■ **Aim**
Retype each record shown below, leaving every character as it is.

■ **Record list**

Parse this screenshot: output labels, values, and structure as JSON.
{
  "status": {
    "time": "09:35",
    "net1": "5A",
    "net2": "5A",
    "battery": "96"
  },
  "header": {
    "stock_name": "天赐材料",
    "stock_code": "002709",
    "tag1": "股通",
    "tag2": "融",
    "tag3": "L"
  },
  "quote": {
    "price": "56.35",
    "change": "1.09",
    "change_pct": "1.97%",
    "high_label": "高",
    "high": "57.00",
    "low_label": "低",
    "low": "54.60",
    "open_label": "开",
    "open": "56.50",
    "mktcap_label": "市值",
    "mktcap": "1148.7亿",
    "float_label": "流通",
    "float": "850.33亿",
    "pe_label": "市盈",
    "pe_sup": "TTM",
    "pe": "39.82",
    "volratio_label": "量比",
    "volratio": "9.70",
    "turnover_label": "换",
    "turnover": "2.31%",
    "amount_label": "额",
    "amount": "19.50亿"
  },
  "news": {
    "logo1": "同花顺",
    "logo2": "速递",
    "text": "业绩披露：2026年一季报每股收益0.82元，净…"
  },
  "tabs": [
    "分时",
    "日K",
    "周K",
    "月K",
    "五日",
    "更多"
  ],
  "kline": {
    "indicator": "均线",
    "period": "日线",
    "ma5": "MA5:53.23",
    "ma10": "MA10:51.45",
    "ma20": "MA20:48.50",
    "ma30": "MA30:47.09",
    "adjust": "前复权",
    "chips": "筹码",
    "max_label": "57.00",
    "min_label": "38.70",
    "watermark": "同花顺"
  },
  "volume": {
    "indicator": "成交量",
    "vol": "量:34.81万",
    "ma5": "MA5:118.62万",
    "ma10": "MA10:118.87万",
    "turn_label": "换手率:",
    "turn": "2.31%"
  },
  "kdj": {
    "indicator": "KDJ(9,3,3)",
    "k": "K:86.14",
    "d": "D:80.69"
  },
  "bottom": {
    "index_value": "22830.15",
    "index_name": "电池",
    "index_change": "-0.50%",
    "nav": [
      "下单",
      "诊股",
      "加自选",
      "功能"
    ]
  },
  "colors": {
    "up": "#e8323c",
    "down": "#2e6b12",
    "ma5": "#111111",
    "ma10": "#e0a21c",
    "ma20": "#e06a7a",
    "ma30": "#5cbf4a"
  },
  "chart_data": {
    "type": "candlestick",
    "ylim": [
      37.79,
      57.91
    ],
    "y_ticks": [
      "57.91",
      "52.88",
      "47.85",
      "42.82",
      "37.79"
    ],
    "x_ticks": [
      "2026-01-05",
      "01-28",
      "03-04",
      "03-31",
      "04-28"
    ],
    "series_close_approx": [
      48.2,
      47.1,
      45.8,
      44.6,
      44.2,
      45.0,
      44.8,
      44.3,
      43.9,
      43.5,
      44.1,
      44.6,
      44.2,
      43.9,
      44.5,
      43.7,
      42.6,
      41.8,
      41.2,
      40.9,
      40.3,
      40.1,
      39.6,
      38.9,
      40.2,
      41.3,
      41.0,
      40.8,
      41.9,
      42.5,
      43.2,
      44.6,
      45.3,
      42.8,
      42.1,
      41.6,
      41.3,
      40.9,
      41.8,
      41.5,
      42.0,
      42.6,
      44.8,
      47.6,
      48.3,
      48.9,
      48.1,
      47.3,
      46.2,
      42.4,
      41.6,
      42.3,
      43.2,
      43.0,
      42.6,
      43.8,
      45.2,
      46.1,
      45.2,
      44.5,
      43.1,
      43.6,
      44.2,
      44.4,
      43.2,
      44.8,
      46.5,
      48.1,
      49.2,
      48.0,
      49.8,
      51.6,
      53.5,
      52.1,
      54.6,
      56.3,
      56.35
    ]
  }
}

■ **Task answer**
Parse this screenshot: output labels, values, and structure as JSON.
{
  "status": {
    "time": "09:35",
    "net1": "5A",
    "net2": "5A",
    "battery": "96"
  },
  "header": {
    "stock_name": "天赐材料",
    "stock_code": "002709",
    "tag1": "股通",
    "tag2": "融",
    "tag3": "L"
  },
  "quote": {
    "price": "56.35",
    "change": "1.09",
    "change_pct": "1.97%",
    "high_label": "高",
    "high": "57.00",
    "low_label": "低",
    "low": "54.60",
    "open_label": "开",
    "open": "56.50",
    "mktcap_label": "市值",
    "mktcap": "1148.7亿",
    "float_label": "流通",
    "float": "850.33亿",
    "pe_label": "市盈",
    "pe_sup": "TTM",
    "pe": "39.82",
    "volratio_label": "量比",
    "volratio": "9.70",
    "turnover_label": "换",
    "turnover": "2.31%",
    "amount_label": "额",
    "amount": "19.50亿"
  },
  "news": {
    "logo1": "同花顺",
    "logo2": "速递",
    "text": "业绩披露：2026年一季报每股收益0.82元，净…"
  },
  "tabs": [
    "分时",
    "日K",
    "周K",
    "月K",
    "五日",
    "更多"
  ],
  "kline": {
    "indicator": "均线",
    "period": "日线",
    "ma5": "MA5:53.23",
    "ma10": "MA10:51.45",
    "ma20": "MA20:48.50",
    "ma30": "MA30:47.09",
    "adjust": "前复权",
    "chips": "筹码",
    "max_label": "57.00",
    "min_label": "38.70",
    "watermark": "同花顺"
  },
  "volume": {
    "indicator": "成交量",
    "vol": "量:34.81万",
    "ma5": "MA5:118.62万",
    "ma10": "MA10:118.87万",
    "turn_label": "换手率:",
    "turn": "2.31%"
  },
  "kdj": {
    "indicator": "KDJ(9,3,3)",
    "k": "K:86.14",
    "d": "D:80.69"
  },
  "bottom": {
    "index_value": "22830.15",
    "index_name": "电池",
    "index_change": "-0.50%",
    "nav": [
      "下单",
      "诊股",
      "加自选",
      "功能"
    ]
  },
  "colors": {
    "up": "#e8323c",
    "down": "#2e6b12",
    "ma5": "#111111",
    "ma10": "#e0a21c",
    "ma20": "#e06a7a",
    "ma30": "#5cbf4a"
  },
  "chart_data": {
    "type": "candlestick",
    "ylim": [
      37.79,
      57.91
    ],
    "y_ticks": [
      "57.91",
      "52.88",
      "47.85",
      "42.82",
      "37.79"
    ],
    "x_ticks": [
      "2026-01-05",
      "01-28",
      "03-04",
      "03-31",
      "04-28"
    ],
    "series_close_approx": [
      48.2,
      47.1,
      45.8,
      44.6,
      44.2,
      45.0,
      44.8,
      44.3,
      43.9,
      43.5,
      44.1,
      44.6,
      44.2,
      43.9,
      44.5,
      43.7,
      42.6,
      41.8,
      41.2,
      40.9,
      40.3,
      40.1,
      39.6,
      38.9,
      40.2,
      41.3,
      41.0,
      40.8,
      41.9,
      42.5,
      43.2,
      44.6,
      45.3,
      42.8,
      42.1,
      41.6,
      41.3,
      40.9,
      41.8,
      41.5,
      42.0,
      42.6,
      44.8,
      47.6,
      48.3,
      48.9,
      48.1,
      47.3,
      46.2,
      42.4,
      41.6,
      42.3,
      43.2,
      43.0,
      42.6,
      43.8,
      45.2,
      46.1,
      45.2,
      44.5,
      43.1,
      43.6,
      44.2,
      44.4,
      43.2,
      44.8,
      46.5,
      48.1,
      49.2,
      48.0,
      49.8,
      51.6,
      53.5,
      52.1,
      54.6,
      56.3,
      56.35
    ]
  }
}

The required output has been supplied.